What to do - Show every line below where "Свердловской" can be found.

Exercise materials -
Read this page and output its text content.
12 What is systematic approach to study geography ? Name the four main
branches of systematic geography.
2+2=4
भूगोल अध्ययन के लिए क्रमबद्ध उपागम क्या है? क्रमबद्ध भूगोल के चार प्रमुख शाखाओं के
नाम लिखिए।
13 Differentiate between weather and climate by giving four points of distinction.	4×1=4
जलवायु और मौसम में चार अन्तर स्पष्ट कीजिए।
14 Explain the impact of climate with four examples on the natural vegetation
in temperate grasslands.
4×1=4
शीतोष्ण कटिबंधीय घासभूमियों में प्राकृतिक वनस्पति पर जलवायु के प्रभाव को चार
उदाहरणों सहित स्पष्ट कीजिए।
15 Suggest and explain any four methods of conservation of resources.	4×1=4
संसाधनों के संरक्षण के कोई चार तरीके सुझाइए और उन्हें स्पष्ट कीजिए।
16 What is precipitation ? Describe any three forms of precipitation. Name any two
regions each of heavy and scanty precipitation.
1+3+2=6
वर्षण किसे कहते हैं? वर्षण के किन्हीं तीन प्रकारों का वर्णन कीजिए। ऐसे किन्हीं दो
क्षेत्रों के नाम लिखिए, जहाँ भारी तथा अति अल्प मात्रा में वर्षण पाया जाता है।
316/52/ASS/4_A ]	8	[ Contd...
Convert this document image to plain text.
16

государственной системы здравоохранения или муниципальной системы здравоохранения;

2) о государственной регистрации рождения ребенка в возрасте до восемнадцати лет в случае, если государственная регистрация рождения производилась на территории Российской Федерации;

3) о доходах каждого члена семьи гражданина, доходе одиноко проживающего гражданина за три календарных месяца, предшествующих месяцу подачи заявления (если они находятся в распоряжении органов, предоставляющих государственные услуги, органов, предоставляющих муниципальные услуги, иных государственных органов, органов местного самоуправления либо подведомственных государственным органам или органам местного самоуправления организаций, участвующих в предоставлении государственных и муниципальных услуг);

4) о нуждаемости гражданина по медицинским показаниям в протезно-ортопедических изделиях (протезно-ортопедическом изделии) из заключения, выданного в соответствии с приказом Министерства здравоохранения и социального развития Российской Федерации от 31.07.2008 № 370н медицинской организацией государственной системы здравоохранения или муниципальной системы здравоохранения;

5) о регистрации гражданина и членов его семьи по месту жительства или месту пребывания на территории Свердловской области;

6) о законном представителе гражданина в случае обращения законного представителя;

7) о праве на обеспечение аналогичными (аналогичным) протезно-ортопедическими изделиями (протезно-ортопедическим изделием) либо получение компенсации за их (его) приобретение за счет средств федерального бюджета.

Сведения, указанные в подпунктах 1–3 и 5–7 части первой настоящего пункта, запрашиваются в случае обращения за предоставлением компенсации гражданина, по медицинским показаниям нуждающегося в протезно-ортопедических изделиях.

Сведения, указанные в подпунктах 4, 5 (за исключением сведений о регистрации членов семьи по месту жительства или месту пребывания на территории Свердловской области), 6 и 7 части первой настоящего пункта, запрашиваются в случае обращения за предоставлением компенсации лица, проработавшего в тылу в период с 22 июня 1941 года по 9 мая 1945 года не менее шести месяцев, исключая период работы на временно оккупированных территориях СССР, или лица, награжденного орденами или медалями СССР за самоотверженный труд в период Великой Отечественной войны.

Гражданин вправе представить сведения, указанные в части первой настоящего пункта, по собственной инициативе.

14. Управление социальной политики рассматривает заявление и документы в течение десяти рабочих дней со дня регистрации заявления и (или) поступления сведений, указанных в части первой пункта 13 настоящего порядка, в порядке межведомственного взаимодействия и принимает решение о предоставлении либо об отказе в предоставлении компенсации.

Task response -
5) о регистрации гражданина и членов его семьи по месту жительства или месту пребывания на территории Свердловской области;
Сведения, указанные в подпунктах 4, 5 (за исключением сведений о регистрации членов семьи по месту жительства или месту пребывания на территории Свердловской области), 6 и 7 части первой настоящего пункта, запрашиваются в случае обращения за предоставлением компенсации лица, проработавшего в тылу в период с 22 июня 1941 года по 9 мая 1945 года не менее шести месяцев, исключая период работы на временно оккупированных территориях СССР, или лица, награжденного орденами или медалями СССР за самоотверженный труд в период Великой Отечественной войны.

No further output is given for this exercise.